---------- DATA SUPPLIED ----------

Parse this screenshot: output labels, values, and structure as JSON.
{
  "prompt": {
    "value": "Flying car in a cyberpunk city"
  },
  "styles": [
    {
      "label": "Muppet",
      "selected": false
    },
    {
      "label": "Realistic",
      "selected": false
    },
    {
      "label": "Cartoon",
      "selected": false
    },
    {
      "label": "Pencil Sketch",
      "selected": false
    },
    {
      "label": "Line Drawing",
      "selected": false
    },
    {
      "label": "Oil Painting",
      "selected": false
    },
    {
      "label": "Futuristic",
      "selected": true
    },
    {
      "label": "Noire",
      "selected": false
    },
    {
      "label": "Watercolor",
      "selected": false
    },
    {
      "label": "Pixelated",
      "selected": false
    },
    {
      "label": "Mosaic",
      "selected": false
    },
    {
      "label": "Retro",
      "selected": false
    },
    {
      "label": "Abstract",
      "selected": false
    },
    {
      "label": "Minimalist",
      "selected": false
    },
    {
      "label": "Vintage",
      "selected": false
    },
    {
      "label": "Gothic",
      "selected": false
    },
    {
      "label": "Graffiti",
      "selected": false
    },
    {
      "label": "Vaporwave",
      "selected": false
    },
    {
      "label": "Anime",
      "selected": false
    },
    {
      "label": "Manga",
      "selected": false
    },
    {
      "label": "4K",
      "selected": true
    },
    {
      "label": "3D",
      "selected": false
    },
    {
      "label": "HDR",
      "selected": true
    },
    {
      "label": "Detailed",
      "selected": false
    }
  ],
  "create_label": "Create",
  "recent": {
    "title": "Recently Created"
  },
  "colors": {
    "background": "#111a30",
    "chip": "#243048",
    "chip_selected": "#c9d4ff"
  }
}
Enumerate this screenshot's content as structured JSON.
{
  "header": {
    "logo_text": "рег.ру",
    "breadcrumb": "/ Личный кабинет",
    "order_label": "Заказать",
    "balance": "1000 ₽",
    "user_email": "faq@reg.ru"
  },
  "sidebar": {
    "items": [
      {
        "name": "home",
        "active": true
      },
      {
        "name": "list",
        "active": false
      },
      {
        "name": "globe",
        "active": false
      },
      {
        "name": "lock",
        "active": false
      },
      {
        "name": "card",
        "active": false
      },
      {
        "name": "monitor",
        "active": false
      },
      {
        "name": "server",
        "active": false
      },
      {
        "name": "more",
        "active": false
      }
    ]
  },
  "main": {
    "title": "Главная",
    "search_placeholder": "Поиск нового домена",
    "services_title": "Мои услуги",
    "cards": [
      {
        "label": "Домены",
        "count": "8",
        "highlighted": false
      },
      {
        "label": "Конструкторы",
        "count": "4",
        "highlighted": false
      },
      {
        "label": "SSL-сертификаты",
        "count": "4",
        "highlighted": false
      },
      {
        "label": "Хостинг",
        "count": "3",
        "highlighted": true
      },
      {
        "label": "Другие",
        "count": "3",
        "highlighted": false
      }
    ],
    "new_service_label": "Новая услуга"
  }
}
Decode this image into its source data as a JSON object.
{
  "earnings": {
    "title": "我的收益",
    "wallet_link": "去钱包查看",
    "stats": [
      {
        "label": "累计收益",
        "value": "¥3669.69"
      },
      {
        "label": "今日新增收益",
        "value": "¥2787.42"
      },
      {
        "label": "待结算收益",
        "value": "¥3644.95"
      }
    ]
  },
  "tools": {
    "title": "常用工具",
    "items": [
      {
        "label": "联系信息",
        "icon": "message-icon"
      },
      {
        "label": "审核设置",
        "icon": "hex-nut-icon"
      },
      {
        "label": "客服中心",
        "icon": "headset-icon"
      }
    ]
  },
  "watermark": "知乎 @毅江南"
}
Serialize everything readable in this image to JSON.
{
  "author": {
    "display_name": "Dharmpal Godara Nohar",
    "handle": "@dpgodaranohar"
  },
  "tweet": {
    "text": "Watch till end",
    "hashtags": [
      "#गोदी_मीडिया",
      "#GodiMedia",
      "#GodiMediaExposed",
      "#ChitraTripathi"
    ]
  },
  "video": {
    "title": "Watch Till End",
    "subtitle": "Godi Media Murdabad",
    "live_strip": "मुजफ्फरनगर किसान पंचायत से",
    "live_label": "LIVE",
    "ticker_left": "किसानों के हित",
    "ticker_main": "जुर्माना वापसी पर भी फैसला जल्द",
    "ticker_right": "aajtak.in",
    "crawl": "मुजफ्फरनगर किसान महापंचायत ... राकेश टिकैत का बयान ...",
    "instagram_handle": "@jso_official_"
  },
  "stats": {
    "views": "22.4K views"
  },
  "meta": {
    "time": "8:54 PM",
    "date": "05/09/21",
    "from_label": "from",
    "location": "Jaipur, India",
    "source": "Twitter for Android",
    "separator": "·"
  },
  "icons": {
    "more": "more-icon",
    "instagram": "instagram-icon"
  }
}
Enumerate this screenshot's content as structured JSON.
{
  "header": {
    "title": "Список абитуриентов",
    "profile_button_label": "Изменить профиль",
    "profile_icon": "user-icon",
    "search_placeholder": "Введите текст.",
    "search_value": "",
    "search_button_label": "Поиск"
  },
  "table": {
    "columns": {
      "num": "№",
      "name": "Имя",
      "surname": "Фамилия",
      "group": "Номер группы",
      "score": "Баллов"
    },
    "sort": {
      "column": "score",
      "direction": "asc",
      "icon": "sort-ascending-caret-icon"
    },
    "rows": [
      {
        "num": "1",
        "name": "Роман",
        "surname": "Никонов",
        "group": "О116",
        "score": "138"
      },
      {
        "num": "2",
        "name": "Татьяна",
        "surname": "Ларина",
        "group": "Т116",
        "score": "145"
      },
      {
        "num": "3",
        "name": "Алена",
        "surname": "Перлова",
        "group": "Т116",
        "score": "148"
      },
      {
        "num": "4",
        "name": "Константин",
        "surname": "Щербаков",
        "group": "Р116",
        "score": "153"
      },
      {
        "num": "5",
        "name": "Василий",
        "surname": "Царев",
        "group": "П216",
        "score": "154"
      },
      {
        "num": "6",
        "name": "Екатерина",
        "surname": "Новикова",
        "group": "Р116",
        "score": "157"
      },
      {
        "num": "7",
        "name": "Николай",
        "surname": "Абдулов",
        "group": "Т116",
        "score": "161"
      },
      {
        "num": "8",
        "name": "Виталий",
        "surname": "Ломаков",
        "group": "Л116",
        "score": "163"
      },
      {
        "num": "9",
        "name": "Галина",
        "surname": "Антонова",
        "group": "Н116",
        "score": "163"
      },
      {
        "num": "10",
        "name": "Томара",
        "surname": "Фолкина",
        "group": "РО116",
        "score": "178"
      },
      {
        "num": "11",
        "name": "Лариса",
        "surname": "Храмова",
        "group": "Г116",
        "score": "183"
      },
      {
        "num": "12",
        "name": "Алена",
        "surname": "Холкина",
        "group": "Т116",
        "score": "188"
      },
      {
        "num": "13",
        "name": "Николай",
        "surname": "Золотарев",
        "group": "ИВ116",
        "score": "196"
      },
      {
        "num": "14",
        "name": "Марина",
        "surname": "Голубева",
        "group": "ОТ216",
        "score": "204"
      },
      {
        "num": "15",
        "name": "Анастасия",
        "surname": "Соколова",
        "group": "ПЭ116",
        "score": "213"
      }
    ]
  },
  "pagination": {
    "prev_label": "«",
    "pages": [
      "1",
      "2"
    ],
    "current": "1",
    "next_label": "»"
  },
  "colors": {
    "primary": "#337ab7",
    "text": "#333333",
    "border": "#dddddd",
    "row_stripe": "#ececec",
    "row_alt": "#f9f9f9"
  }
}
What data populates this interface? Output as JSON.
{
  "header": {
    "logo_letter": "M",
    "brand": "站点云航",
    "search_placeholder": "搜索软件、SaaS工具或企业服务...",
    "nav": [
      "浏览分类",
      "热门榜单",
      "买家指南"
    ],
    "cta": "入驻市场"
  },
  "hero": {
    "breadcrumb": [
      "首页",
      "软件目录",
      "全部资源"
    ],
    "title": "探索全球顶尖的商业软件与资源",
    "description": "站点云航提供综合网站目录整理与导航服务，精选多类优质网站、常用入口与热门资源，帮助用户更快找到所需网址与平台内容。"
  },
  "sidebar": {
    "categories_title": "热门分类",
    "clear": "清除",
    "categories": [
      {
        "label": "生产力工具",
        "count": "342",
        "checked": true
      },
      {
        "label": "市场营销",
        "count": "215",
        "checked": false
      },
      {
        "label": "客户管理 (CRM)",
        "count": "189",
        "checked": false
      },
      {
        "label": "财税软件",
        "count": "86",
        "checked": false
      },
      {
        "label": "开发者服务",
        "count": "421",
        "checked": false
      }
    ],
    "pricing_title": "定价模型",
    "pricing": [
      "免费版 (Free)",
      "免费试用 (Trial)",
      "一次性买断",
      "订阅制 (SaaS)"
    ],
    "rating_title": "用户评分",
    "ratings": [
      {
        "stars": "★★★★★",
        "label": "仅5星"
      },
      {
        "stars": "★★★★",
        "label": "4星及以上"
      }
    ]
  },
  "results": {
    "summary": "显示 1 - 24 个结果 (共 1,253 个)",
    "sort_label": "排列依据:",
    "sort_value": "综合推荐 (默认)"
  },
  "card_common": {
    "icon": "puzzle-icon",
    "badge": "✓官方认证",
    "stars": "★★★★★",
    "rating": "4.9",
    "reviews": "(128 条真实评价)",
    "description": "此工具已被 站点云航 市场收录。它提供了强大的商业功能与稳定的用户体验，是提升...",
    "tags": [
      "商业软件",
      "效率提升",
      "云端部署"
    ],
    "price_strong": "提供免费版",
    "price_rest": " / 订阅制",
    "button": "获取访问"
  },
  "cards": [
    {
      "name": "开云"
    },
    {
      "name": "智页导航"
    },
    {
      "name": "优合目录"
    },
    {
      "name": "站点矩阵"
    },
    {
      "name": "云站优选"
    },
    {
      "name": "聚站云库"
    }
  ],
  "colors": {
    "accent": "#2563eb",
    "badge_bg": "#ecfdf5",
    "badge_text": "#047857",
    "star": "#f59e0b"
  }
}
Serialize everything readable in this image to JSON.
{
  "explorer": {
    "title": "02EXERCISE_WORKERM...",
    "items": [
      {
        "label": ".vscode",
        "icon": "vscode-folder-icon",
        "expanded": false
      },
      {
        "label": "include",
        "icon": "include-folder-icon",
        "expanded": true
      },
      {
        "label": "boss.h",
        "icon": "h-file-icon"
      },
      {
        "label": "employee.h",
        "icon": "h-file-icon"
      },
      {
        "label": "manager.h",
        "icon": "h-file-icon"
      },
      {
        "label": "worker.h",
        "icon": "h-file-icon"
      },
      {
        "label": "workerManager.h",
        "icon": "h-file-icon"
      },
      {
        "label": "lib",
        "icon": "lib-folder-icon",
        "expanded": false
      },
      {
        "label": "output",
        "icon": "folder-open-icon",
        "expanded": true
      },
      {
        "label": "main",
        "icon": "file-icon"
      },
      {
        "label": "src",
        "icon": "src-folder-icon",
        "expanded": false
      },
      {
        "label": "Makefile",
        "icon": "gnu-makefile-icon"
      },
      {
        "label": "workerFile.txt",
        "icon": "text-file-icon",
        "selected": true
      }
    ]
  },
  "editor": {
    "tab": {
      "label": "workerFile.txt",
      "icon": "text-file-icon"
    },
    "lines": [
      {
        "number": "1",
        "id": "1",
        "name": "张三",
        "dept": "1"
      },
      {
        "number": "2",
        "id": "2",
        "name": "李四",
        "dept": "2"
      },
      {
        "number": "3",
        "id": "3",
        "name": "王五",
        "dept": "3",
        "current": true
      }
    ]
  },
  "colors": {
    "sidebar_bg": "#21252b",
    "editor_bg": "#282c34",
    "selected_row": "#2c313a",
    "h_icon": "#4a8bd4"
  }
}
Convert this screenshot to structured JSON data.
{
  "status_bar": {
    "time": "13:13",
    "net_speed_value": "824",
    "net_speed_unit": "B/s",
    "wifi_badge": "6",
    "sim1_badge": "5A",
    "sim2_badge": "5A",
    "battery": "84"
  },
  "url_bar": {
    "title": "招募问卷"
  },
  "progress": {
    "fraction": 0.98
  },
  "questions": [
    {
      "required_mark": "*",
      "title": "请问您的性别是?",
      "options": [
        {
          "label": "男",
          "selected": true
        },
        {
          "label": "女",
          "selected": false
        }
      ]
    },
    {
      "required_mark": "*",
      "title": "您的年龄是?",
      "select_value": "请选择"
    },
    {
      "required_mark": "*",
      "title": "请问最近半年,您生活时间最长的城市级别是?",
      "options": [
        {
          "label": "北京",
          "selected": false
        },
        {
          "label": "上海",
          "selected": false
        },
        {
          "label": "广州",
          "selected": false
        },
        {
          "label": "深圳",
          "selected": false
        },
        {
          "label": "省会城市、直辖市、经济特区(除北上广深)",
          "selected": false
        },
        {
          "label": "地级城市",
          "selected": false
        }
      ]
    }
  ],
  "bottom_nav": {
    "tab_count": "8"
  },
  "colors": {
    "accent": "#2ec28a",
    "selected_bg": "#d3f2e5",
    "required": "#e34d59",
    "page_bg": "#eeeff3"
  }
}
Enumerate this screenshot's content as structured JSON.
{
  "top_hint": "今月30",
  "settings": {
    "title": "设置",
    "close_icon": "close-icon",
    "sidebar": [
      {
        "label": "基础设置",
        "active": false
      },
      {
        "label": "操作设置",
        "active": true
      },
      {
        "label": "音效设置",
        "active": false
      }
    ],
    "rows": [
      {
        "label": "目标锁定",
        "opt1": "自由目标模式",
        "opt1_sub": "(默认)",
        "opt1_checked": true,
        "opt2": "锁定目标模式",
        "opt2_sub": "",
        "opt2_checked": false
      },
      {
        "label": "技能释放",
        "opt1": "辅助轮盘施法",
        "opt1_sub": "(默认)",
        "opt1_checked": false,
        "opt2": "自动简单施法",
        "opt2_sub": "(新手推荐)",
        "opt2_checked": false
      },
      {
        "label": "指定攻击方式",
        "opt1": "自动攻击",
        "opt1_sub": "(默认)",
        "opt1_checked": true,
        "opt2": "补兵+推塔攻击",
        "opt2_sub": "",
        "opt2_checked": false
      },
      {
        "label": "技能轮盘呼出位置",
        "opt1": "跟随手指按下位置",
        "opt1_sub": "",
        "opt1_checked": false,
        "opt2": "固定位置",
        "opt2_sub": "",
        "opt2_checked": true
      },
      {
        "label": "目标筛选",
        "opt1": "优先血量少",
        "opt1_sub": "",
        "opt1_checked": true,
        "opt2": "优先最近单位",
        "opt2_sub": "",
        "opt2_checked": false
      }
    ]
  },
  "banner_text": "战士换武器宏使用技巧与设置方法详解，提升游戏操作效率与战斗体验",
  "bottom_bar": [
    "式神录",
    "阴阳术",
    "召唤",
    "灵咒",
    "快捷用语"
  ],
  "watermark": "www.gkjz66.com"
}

----------

■ EXERCISE ■
Look through the data and show every line containing "folder".

■ THE RESPONSE ■
        "icon": "vscode-folder-icon",
        "icon": "include-folder-icon",
        "icon": "lib-folder-icon",
        "icon": "folder-open-icon",
        "icon": "src-folder-icon",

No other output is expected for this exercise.